SUPPLIED INFORMATION.
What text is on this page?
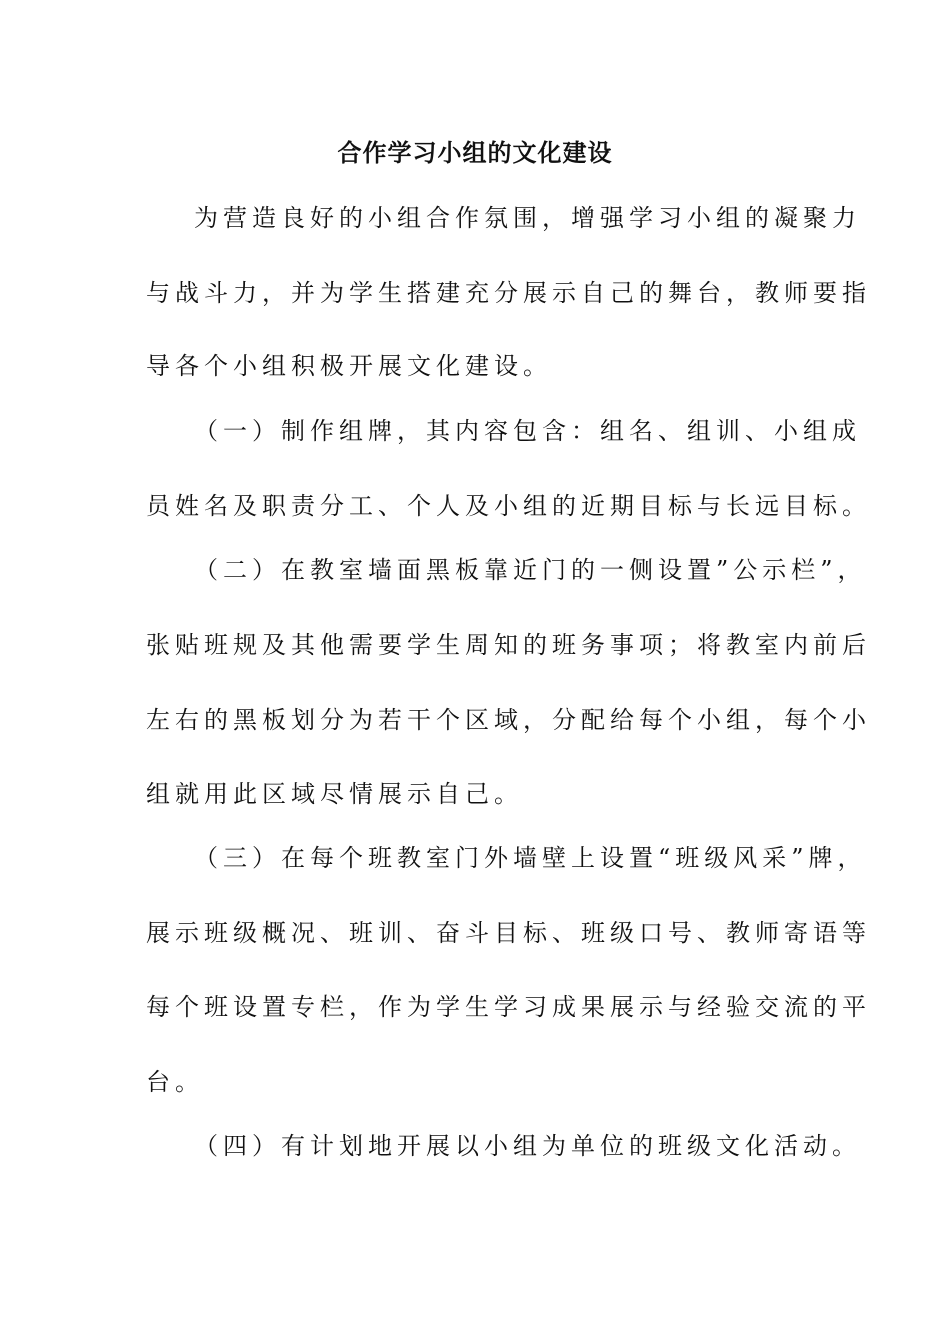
合作学习小组的文化建设
为营造良好的小组合作氛围，增强学习小组的凝聚力
与战斗力，并为学生搭建充分展示自己的舞台，教师要指
导各个小组积极开展文化建设。
（一）制作组牌，其内容包含：组名、组训、小组成
员姓名及职责分工、个人及小组的近期目标与长远目标。
（二）在教室墙面黑板靠近门的一侧设置”公示栏”，
张贴班规及其他需要学生周知的班务事项；将教室内前后
左右的黑板划分为若干个区域，分配给每个小组，每个小
组就用此区域尽情展示自己。
（三）在每个班教室门外墙壁上设置“班级风采”牌，
展示班级概况、班训、奋斗目标、班级口号、教师寄语等
每个班设置专栏，作为学生学习成果展示与经验交流的平
台。
（四）有计划地开展以小组为单位的班级文化活动。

SET PROBLEM. Reproduce the whole listing word for word, setting aside any pictures.

ANSWER.
What text is on this page?
合作学习小组的文化建设
为营造良好的小组合作氛围，增强学习小组的凝聚力
与战斗力，并为学生搭建充分展示自己的舞台，教师要指
导各个小组积极开展文化建设。
（一）制作组牌，其内容包含：组名、组训、小组成
员姓名及职责分工、个人及小组的近期目标与长远目标。
（二）在教室墙面黑板靠近门的一侧设置”公示栏”，
张贴班规及其他需要学生周知的班务事项；将教室内前后
左右的黑板划分为若干个区域，分配给每个小组，每个小
组就用此区域尽情展示自己。
（三）在每个班教室门外墙壁上设置“班级风采”牌，
展示班级概况、班训、奋斗目标、班级口号、教师寄语等
每个班设置专栏，作为学生学习成果展示与经验交流的平
台。
（四）有计划地开展以小组为单位的班级文化活动。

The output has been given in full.